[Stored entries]

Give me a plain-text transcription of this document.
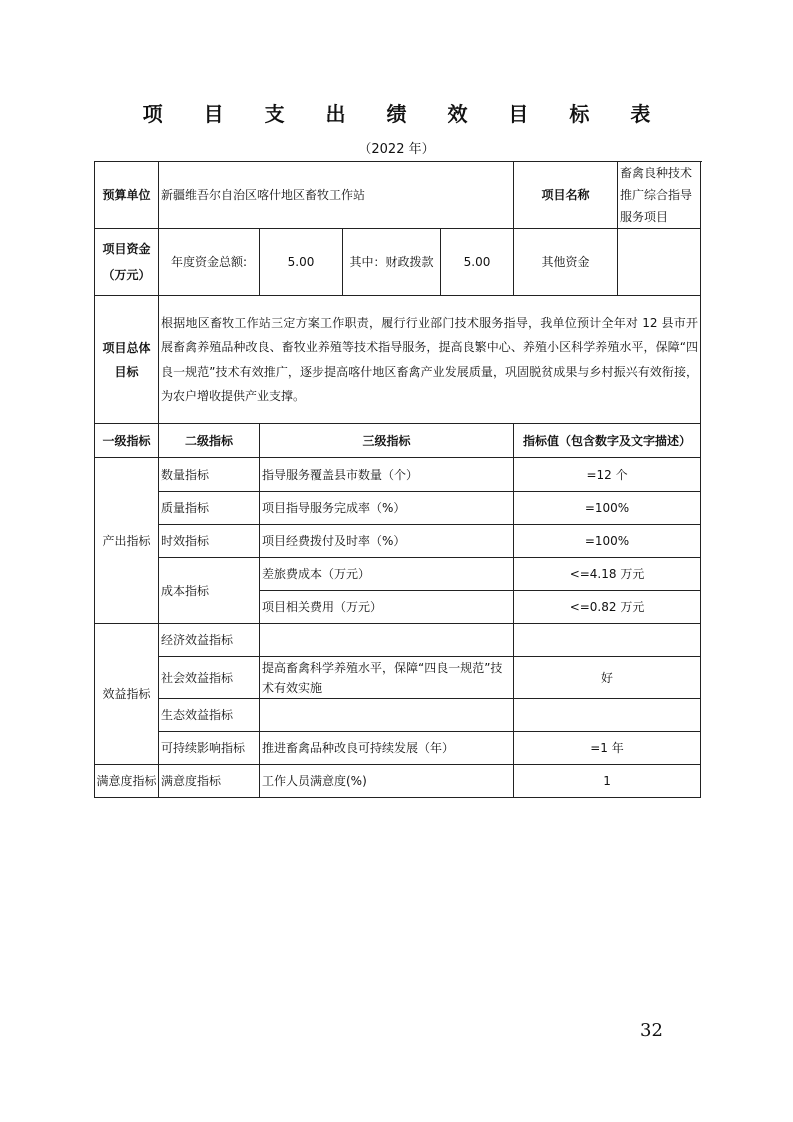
项 目 支 出 绩 效 目 标 表
（2022 年）
预算单位	新疆维吾尔自治区喀什地区畜牧工作站				项目名称	畜禽良种技术推广综合指导服务项目
项目资金
（万元）	年度资金总额:	5.00	其中：财政拨款	5.00	其他资金	
项目总体目标	根据地区畜牧工作站三定方案工作职责，履行行业部门技术服务指导，我单位预计全年对 12 县市开展畜禽养殖品种改良、畜牧业养殖等技术指导服务，提高良繁中心、养殖小区科学养殖水平，保障“四良一规范”技术有效推广，逐步提高喀什地区畜禽产业发展质量，巩固脱贫成果与乡村振兴有效衔接，为农户增收提供产业支撑。					
一级指标	二级指标	三级指标			指标值（包含数字及文字描述）	
产出指标	数量指标	指导服务覆盖县市数量（个）			=12 个	
	质量指标	项目指导服务完成率（%）			=100%	
	时效指标	项目经费拨付及时率（%）			=100%	
	成本指标	差旅费成本（万元）			<=4.18 万元	
		项目相关费用（万元）			<=0.82 万元	
效益指标	经济效益指标					
	社会效益指标	提高畜禽科学养殖水平，保障“四良一规范”技术有效实施			好	
	生态效益指标					
	可持续影响指标	推进畜禽品种改良可持续发展（年）			=1 年	
满意度指标	满意度指标	工作人员满意度(%)			1	
32
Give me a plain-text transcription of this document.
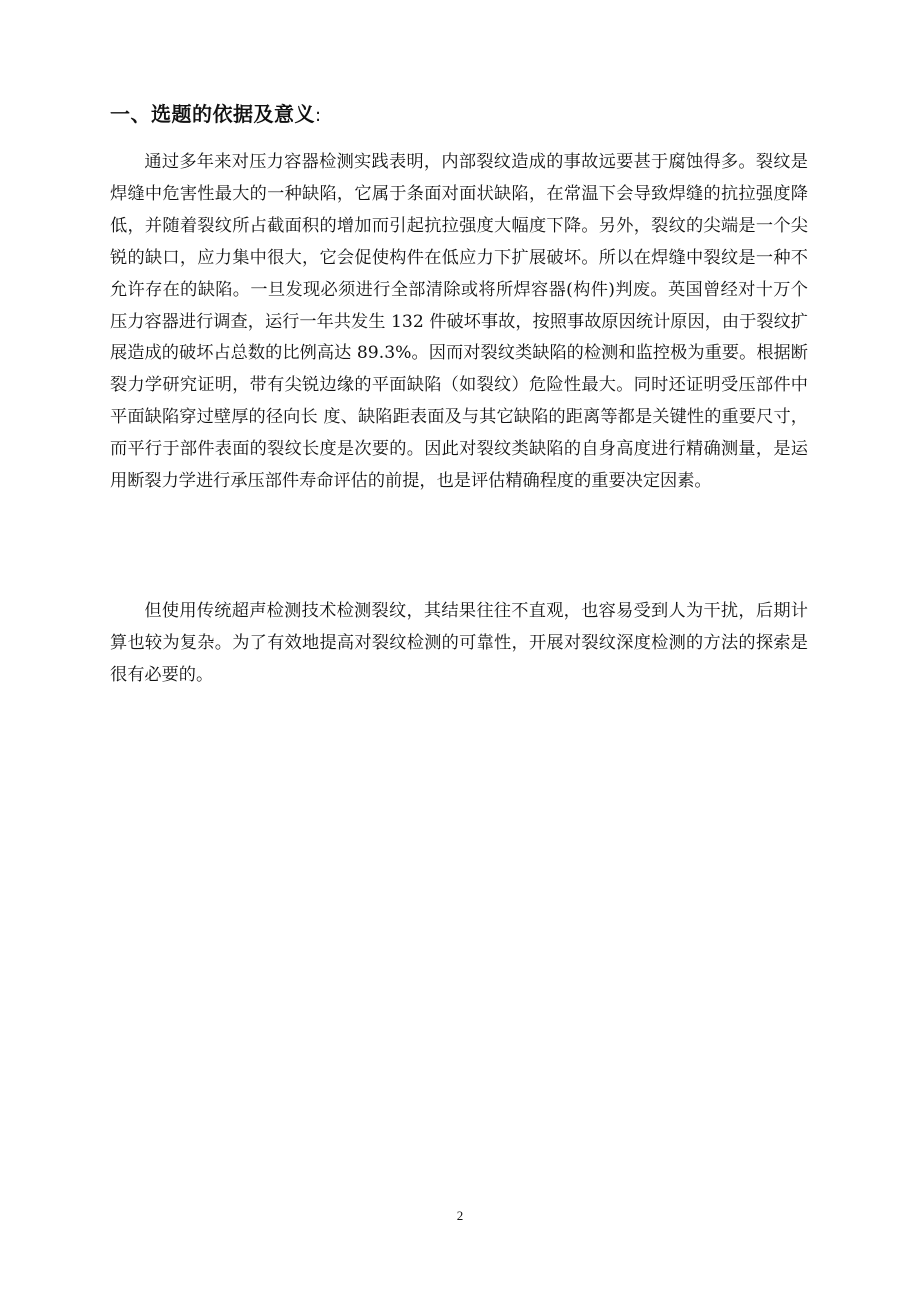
一、选题的依据及意义:

通过多年来对压力容器检测实践表明，内部裂纹造成的事故远要甚于腐蚀得多。裂纹是焊缝中危害性最大的一种缺陷，它属于条面对面状缺陷，在常温下会导致焊缝的抗拉强度降低，并随着裂纹所占截面积的增加而引起抗拉强度大幅度下降。另外，裂纹的尖端是一个尖锐的缺口，应力集中很大，它会促使构件在低应力下扩展破坏。所以在焊缝中裂纹是一种不允许存在的缺陷。一旦发现必须进行全部清除或将所焊容器(构件)判废。英国曾经对十万个压力容器进行调查，运行一年共发生 132 件破坏事故，按照事故原因统计原因，由于裂纹扩展造成的破坏占总数的比例高达 89.3%。因而对裂纹类缺陷的检测和监控极为重要。根据断裂力学研究证明，带有尖锐边缘的平面缺陷（如裂纹）危险性最大。同时还证明受压部件中平面缺陷穿过壁厚的径向长 度、缺陷距表面及与其它缺陷的距离等都是关键性的重要尺寸，而平行于部件表面的裂纹长度是次要的。因此对裂纹类缺陷的自身高度进行精确测量，是运用断裂力学进行承压部件寿命评估的前提，也是评估精确程度的重要决定因素。

但使用传统超声检测技术检测裂纹，其结果往往不直观，也容易受到人为干扰，后期计算也较为复杂。为了有效地提高对裂纹检测的可靠性，开展对裂纹深度检测的方法的探索是很有必要的。

2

What to produce
Set down every record once more, word for word, without pictures.

Finished answer
Give me a plain-text transcription of this document.
项 目 支 出 绩 效 目 标 表
（2022 年）
预算单位	新疆维吾尔自治区喀什地区畜牧工作站				项目名称	畜禽良种技术推广综合指导服务项目
项目资金
（万元）	年度资金总额:	5.00	其中：财政拨款	5.00	其他资金	
项目总体目标	根据地区畜牧工作站三定方案工作职责，履行行业部门技术服务指导，我单位预计全年对 12 县市开展畜禽养殖品种改良、畜牧业养殖等技术指导服务，提高良繁中心、养殖小区科学养殖水平，保障“四良一规范”技术有效推广，逐步提高喀什地区畜禽产业发展质量，巩固脱贫成果与乡村振兴有效衔接，为农户增收提供产业支撑。					
一级指标	二级指标	三级指标			指标值（包含数字及文字描述）	
产出指标	数量指标	指导服务覆盖县市数量（个）			=12 个	
	质量指标	项目指导服务完成率（%）			=100%	
	时效指标	项目经费拨付及时率（%）			=100%	
	成本指标	差旅费成本（万元）			<=4.18 万元	
		项目相关费用（万元）			<=0.82 万元	
效益指标	经济效益指标					
	社会效益指标	提高畜禽科学养殖水平，保障“四良一规范”技术有效实施			好	
	生态效益指标					
	可持续影响指标	推进畜禽品种改良可持续发展（年）			=1 年	
满意度指标	满意度指标	工作人员满意度(%)			1	
32
Give me a plain-text transcription of this document.
一、选题的依据及意义:

通过多年来对压力容器检测实践表明，内部裂纹造成的事故远要甚于腐蚀得多。裂纹是焊缝中危害性最大的一种缺陷，它属于条面对面状缺陷，在常温下会导致焊缝的抗拉强度降低，并随着裂纹所占截面积的增加而引起抗拉强度大幅度下降。另外，裂纹的尖端是一个尖锐的缺口，应力集中很大，它会促使构件在低应力下扩展破坏。所以在焊缝中裂纹是一种不允许存在的缺陷。一旦发现必须进行全部清除或将所焊容器(构件)判废。英国曾经对十万个压力容器进行调查，运行一年共发生 132 件破坏事故，按照事故原因统计原因，由于裂纹扩展造成的破坏占总数的比例高达 89.3%。因而对裂纹类缺陷的检测和监控极为重要。根据断裂力学研究证明，带有尖锐边缘的平面缺陷（如裂纹）危险性最大。同时还证明受压部件中平面缺陷穿过壁厚的径向长 度、缺陷距表面及与其它缺陷的距离等都是关键性的重要尺寸，而平行于部件表面的裂纹长度是次要的。因此对裂纹类缺陷的自身高度进行精确测量，是运用断裂力学进行承压部件寿命评估的前提，也是评估精确程度的重要决定因素。

但使用传统超声检测技术检测裂纹，其结果往往不直观，也容易受到人为干扰，后期计算也较为复杂。为了有效地提高对裂纹检测的可靠性，开展对裂纹深度检测的方法的探索是很有必要的。

2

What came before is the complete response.